## STATED PROBLEM
Count the lines in the data below that contain the string "Other", treating uppercase and lowercase letters as distinct. Give only the number.

## EXERCISE MATERIALS
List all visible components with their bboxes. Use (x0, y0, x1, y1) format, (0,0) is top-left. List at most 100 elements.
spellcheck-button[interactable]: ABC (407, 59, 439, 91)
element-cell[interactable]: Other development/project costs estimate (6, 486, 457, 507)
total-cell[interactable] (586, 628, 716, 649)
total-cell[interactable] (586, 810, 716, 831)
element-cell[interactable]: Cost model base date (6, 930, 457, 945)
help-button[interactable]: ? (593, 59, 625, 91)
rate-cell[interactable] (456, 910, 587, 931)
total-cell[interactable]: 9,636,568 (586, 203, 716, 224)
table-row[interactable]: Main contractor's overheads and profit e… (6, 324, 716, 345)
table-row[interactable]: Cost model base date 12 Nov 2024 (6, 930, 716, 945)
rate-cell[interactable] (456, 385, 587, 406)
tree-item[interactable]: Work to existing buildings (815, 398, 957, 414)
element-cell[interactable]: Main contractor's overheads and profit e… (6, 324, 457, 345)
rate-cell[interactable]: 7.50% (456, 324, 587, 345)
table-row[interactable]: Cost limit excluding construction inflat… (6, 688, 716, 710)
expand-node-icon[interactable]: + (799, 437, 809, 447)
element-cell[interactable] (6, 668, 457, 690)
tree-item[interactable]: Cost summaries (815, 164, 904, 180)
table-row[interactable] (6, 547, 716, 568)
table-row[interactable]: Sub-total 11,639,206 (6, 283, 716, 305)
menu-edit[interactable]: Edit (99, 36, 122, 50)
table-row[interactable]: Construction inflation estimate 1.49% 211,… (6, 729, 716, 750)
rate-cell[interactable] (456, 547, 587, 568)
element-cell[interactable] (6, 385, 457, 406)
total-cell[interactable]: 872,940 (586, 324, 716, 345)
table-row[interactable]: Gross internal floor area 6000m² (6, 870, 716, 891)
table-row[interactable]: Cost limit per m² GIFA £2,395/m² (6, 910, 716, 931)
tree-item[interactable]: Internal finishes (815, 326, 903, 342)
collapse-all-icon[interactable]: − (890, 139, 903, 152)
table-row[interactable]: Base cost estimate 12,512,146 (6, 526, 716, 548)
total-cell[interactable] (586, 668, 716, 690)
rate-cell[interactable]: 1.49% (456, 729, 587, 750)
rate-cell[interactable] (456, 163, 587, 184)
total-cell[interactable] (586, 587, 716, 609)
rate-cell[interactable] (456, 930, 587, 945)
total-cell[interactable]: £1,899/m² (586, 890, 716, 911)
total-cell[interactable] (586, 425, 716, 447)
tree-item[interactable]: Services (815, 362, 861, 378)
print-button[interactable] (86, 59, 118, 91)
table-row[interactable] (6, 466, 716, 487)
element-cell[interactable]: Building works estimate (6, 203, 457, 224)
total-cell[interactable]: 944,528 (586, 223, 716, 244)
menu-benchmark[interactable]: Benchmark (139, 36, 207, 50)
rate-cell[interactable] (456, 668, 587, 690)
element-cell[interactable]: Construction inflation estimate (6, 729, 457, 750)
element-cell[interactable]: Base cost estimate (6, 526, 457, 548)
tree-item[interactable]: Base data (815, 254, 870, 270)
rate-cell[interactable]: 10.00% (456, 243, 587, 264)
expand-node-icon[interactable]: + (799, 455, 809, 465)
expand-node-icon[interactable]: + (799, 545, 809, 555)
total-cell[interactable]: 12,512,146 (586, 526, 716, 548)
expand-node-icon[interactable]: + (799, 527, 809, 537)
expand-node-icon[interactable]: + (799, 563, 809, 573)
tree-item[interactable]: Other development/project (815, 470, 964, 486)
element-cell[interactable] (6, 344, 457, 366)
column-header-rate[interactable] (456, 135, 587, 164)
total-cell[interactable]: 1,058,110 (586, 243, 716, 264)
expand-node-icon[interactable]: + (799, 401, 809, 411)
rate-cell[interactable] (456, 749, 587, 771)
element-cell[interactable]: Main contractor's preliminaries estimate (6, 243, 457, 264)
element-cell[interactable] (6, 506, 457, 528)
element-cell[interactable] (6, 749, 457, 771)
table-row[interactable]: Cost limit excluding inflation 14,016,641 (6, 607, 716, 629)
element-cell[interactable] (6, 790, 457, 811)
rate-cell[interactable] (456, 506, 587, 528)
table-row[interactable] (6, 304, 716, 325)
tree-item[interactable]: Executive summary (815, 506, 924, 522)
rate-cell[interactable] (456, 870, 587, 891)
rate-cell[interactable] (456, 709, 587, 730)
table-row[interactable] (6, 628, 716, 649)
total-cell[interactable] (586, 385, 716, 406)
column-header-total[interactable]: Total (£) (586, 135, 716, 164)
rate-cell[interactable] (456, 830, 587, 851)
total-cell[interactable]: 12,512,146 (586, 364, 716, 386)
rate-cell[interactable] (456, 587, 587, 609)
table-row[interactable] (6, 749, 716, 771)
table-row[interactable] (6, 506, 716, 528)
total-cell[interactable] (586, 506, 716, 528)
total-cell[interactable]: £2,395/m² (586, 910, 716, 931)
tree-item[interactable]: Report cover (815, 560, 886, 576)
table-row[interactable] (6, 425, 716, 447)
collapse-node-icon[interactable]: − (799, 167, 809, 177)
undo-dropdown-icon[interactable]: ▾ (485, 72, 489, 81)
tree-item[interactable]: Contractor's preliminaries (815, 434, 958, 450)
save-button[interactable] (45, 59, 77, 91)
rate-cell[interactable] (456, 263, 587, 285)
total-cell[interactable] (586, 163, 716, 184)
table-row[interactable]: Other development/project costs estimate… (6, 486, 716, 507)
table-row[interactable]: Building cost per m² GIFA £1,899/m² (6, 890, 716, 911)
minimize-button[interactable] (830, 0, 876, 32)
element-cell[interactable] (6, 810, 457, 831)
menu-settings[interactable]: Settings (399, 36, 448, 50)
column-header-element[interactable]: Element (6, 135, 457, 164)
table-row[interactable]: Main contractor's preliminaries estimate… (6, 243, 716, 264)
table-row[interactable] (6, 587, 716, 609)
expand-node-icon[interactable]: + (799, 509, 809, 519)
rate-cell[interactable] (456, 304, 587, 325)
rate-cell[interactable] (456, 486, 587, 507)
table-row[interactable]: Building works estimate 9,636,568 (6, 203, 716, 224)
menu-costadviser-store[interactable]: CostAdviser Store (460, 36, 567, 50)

## THE REPLY
3